▶ _Exercise_: Say how many lines of the material below contain the word "this", with no other words.
- - - - - - -
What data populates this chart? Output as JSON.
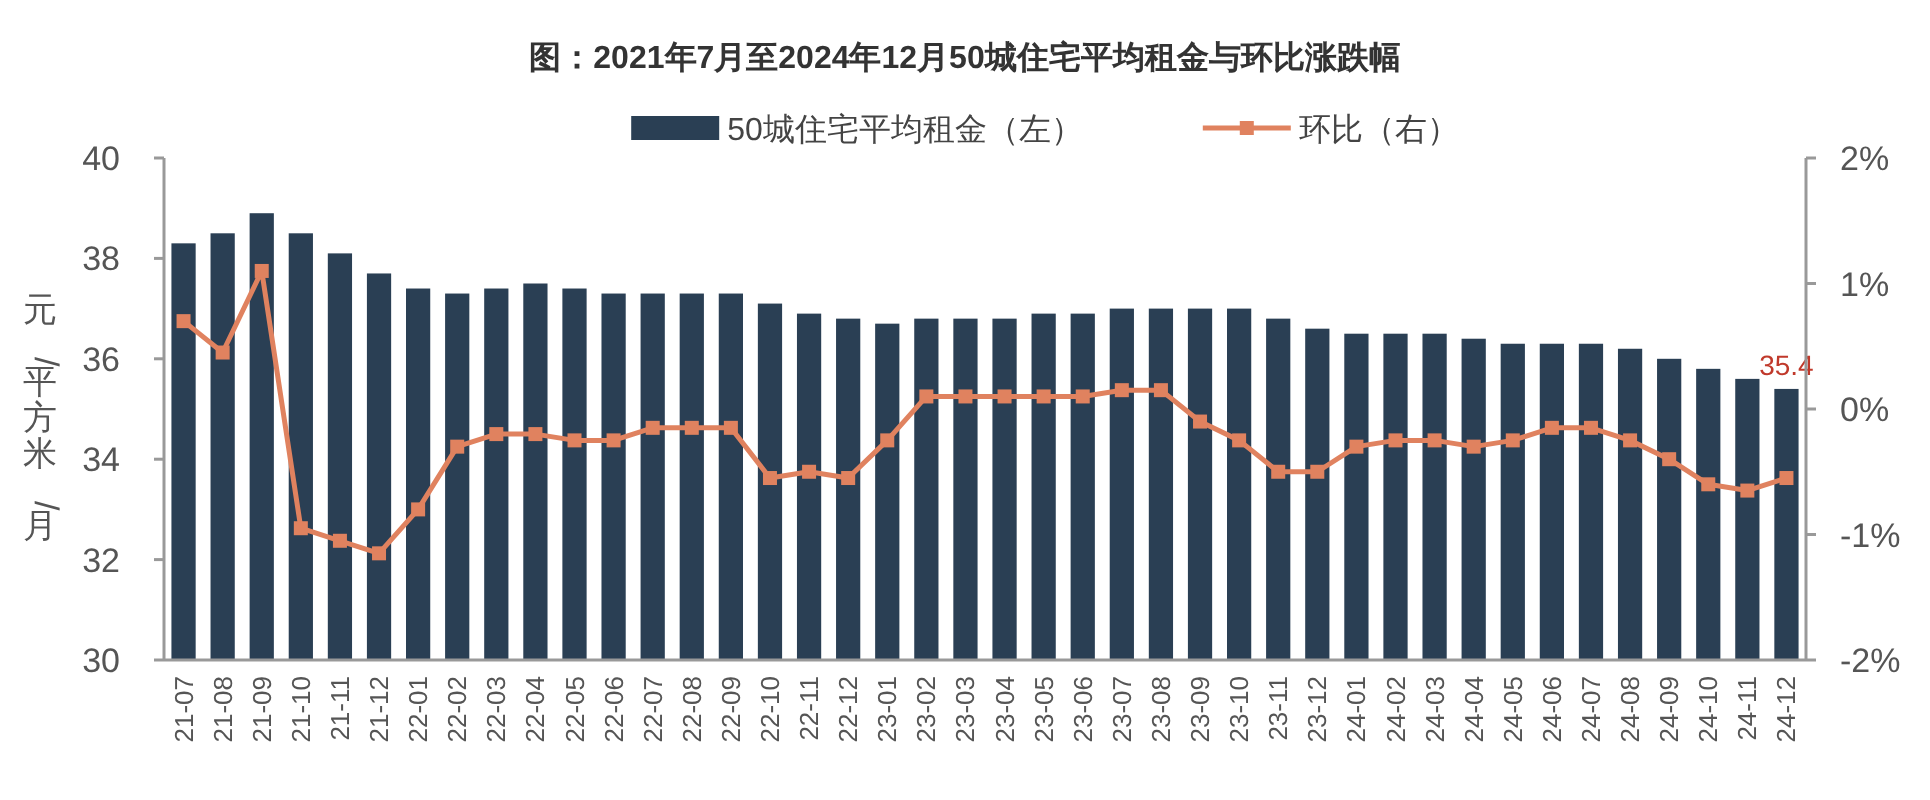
{
  "chart_data": {
    "type": "bar",
    "title": "图：2021年7月至2024年12月50城住宅平均租金与环比涨跌幅",
    "ylabel": "元/平方米/月",
    "categories": [
      "21-07",
      "21-08",
      "21-09",
      "21-10",
      "21-11",
      "21-12",
      "22-01",
      "22-02",
      "22-03",
      "22-04",
      "22-05",
      "22-06",
      "22-07",
      "22-08",
      "22-09",
      "22-10",
      "22-11",
      "22-12",
      "23-01",
      "23-02",
      "23-03",
      "23-04",
      "23-05",
      "23-06",
      "23-07",
      "23-08",
      "23-09",
      "23-10",
      "23-11",
      "23-12",
      "24-01",
      "24-02",
      "24-03",
      "24-04",
      "24-05",
      "24-06",
      "24-07",
      "24-08",
      "24-09",
      "24-10",
      "24-11",
      "24-12"
    ],
    "series": [
      {
        "name": "50城住宅平均租金（左）",
        "color": "#2a3f54",
        "values": [
          38.3,
          38.5,
          38.9,
          38.5,
          38.1,
          37.7,
          37.4,
          37.3,
          37.4,
          37.5,
          37.4,
          37.3,
          37.3,
          37.3,
          37.3,
          37.1,
          36.9,
          36.8,
          36.7,
          36.8,
          36.8,
          36.8,
          36.9,
          36.9,
          37.0,
          37.0,
          37.0,
          37.0,
          36.8,
          36.6,
          36.5,
          36.5,
          36.5,
          36.4,
          36.3,
          36.3,
          36.3,
          36.2,
          36.0,
          35.8,
          35.6,
          35.4
        ],
        "value_labels": [
          null,
          null,
          null,
          null,
          null,
          null,
          null,
          null,
          null,
          null,
          null,
          null,
          null,
          null,
          null,
          null,
          null,
          null,
          null,
          null,
          null,
          null,
          null,
          null,
          null,
          null,
          null,
          null,
          null,
          null,
          null,
          null,
          null,
          null,
          null,
          null,
          null,
          null,
          null,
          null,
          null,
          "35.4"
        ]
      },
      {
        "name": "环比（右）",
        "type": "line",
        "axis": "y2",
        "color": "#e0825f",
        "values": [
          0.7,
          0.45,
          1.1,
          -0.95,
          -1.05,
          -1.15,
          -0.8,
          -0.3,
          -0.2,
          -0.2,
          -0.25,
          -0.25,
          -0.15,
          -0.15,
          -0.15,
          -0.55,
          -0.5,
          -0.55,
          -0.25,
          0.1,
          0.1,
          0.1,
          0.1,
          0.1,
          0.15,
          0.15,
          -0.1,
          -0.25,
          -0.5,
          -0.5,
          -0.3,
          -0.25,
          -0.25,
          -0.3,
          -0.25,
          -0.15,
          -0.15,
          -0.25,
          -0.4,
          -0.6,
          -0.65,
          -0.55
        ]
      }
    ],
    "ylim": [
      30,
      40
    ],
    "yticks": [
      30,
      32,
      34,
      36,
      38,
      40
    ],
    "y2lim": [
      -2,
      2
    ],
    "y2ticks": [
      {
        "value": -2,
        "label": "-2%"
      },
      {
        "value": -1,
        "label": "-1%"
      },
      {
        "value": 0,
        "label": "0%"
      },
      {
        "value": 1,
        "label": "1%"
      },
      {
        "value": 2,
        "label": "2%"
      }
    ],
    "marker": "square",
    "legend": "top",
    "grid": false
  }
}
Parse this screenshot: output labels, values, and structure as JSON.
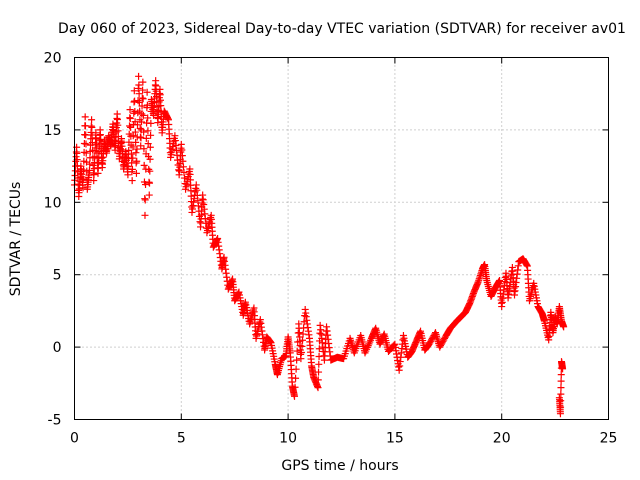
{
  "chart_data": {
    "type": "scatter",
    "title": "Day 060 of 2023, Sidereal Day-to-day VTEC variation (SDTVAR) for receiver av01",
    "xlabel": "GPS time / hours",
    "ylabel": "SDTVAR / TECUs",
    "xlim": [
      0,
      25
    ],
    "ylim": [
      -5,
      20
    ],
    "xticks": [
      0,
      5,
      10,
      15,
      20,
      25
    ],
    "yticks": [
      -5,
      0,
      5,
      10,
      15,
      20
    ],
    "grid": true,
    "marker": "+",
    "marker_color": "#ff0000",
    "series": [
      {
        "name": "SDTVAR",
        "points": [
          [
            0.0,
            11.2
          ],
          [
            0.1,
            13.8
          ],
          [
            0.2,
            10.4
          ],
          [
            0.3,
            12.5
          ],
          [
            0.4,
            11.0
          ],
          [
            0.5,
            15.9
          ],
          [
            0.6,
            10.9
          ],
          [
            0.7,
            12.2
          ],
          [
            0.8,
            15.7
          ],
          [
            0.9,
            11.5
          ],
          [
            1.0,
            14.8
          ],
          [
            1.1,
            12.0
          ],
          [
            1.2,
            15.0
          ],
          [
            1.3,
            12.4
          ],
          [
            1.4,
            14.3
          ],
          [
            1.5,
            13.4
          ],
          [
            1.6,
            14.6
          ],
          [
            1.7,
            13.9
          ],
          [
            1.8,
            15.4
          ],
          [
            1.9,
            13.6
          ],
          [
            2.0,
            16.1
          ],
          [
            2.1,
            13.0
          ],
          [
            2.2,
            14.4
          ],
          [
            2.3,
            12.3
          ],
          [
            2.4,
            13.5
          ],
          [
            2.5,
            11.9
          ],
          [
            2.6,
            16.4
          ],
          [
            2.7,
            11.5
          ],
          [
            2.8,
            17.7
          ],
          [
            2.9,
            12.0
          ],
          [
            3.0,
            18.7
          ],
          [
            3.1,
            13.9
          ],
          [
            3.2,
            18.3
          ],
          [
            3.3,
            9.1
          ],
          [
            3.4,
            17.6
          ],
          [
            3.5,
            10.5
          ],
          [
            3.6,
            17.1
          ],
          [
            3.7,
            16.0
          ],
          [
            3.8,
            18.4
          ],
          [
            3.9,
            15.5
          ],
          [
            4.0,
            17.8
          ],
          [
            4.1,
            14.8
          ],
          [
            4.2,
            16.3
          ],
          [
            4.4,
            15.7
          ],
          [
            4.5,
            13.1
          ],
          [
            4.7,
            14.6
          ],
          [
            4.9,
            11.9
          ],
          [
            5.0,
            14.0
          ],
          [
            5.2,
            10.9
          ],
          [
            5.4,
            12.3
          ],
          [
            5.5,
            9.3
          ],
          [
            5.7,
            11.2
          ],
          [
            5.9,
            8.3
          ],
          [
            6.0,
            10.5
          ],
          [
            6.2,
            7.9
          ],
          [
            6.4,
            9.1
          ],
          [
            6.5,
            6.9
          ],
          [
            6.7,
            7.5
          ],
          [
            6.9,
            5.4
          ],
          [
            7.0,
            6.2
          ],
          [
            7.2,
            4.0
          ],
          [
            7.4,
            4.7
          ],
          [
            7.5,
            3.2
          ],
          [
            7.7,
            3.8
          ],
          [
            7.9,
            2.2
          ],
          [
            8.0,
            3.1
          ],
          [
            8.2,
            1.6
          ],
          [
            8.4,
            2.7
          ],
          [
            8.5,
            0.6
          ],
          [
            8.7,
            1.9
          ],
          [
            8.9,
            -0.2
          ],
          [
            9.0,
            0.7
          ],
          [
            9.2,
            0.3
          ],
          [
            9.4,
            -1.2
          ],
          [
            9.5,
            -1.9
          ],
          [
            9.7,
            -0.8
          ],
          [
            9.9,
            -0.6
          ],
          [
            10.0,
            0.7
          ],
          [
            10.1,
            -0.4
          ],
          [
            10.2,
            -2.7
          ],
          [
            10.3,
            -3.4
          ],
          [
            10.5,
            1.6
          ],
          [
            10.6,
            -0.8
          ],
          [
            10.8,
            2.6
          ],
          [
            11.0,
            0.6
          ],
          [
            11.1,
            -1.3
          ],
          [
            11.2,
            -2.1
          ],
          [
            11.4,
            -2.8
          ],
          [
            11.5,
            1.5
          ],
          [
            11.7,
            -0.9
          ],
          [
            11.8,
            1.4
          ],
          [
            12.0,
            -0.9
          ],
          [
            12.3,
            -0.7
          ],
          [
            12.6,
            -0.8
          ],
          [
            12.9,
            0.6
          ],
          [
            13.1,
            -0.4
          ],
          [
            13.4,
            0.8
          ],
          [
            13.6,
            -0.4
          ],
          [
            13.9,
            0.6
          ],
          [
            14.1,
            1.3
          ],
          [
            14.3,
            0.2
          ],
          [
            14.5,
            0.9
          ],
          [
            14.7,
            -0.3
          ],
          [
            15.0,
            0.2
          ],
          [
            15.2,
            -1.6
          ],
          [
            15.4,
            0.8
          ],
          [
            15.6,
            -0.7
          ],
          [
            15.8,
            -0.3
          ],
          [
            16.0,
            0.4
          ],
          [
            16.2,
            1.1
          ],
          [
            16.4,
            -0.2
          ],
          [
            16.6,
            0.2
          ],
          [
            16.9,
            1.0
          ],
          [
            17.1,
            0.0
          ],
          [
            17.4,
            0.8
          ],
          [
            17.6,
            1.3
          ],
          [
            17.9,
            1.8
          ],
          [
            18.1,
            2.1
          ],
          [
            18.3,
            2.4
          ],
          [
            18.5,
            3.0
          ],
          [
            18.7,
            3.8
          ],
          [
            18.9,
            4.5
          ],
          [
            19.1,
            5.4
          ],
          [
            19.2,
            5.7
          ],
          [
            19.3,
            4.6
          ],
          [
            19.5,
            3.5
          ],
          [
            19.7,
            4.1
          ],
          [
            19.9,
            4.6
          ],
          [
            20.0,
            2.8
          ],
          [
            20.2,
            5.1
          ],
          [
            20.3,
            3.4
          ],
          [
            20.5,
            5.5
          ],
          [
            20.6,
            3.6
          ],
          [
            20.8,
            5.9
          ],
          [
            21.0,
            6.1
          ],
          [
            21.2,
            5.6
          ],
          [
            21.3,
            3.2
          ],
          [
            21.5,
            4.4
          ],
          [
            21.7,
            2.8
          ],
          [
            21.9,
            2.3
          ],
          [
            22.0,
            1.8
          ],
          [
            22.2,
            0.5
          ],
          [
            22.3,
            2.4
          ],
          [
            22.4,
            1.0
          ],
          [
            22.5,
            2.1
          ],
          [
            22.6,
            1.6
          ],
          [
            22.7,
            2.8
          ],
          [
            22.8,
            1.8
          ],
          [
            22.9,
            1.4
          ],
          [
            22.7,
            -3.5
          ],
          [
            22.75,
            -4.6
          ],
          [
            22.8,
            -1.0
          ],
          [
            22.85,
            -1.5
          ]
        ]
      }
    ]
  }
}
- - - - - - -
▶ _Solved problem_: 2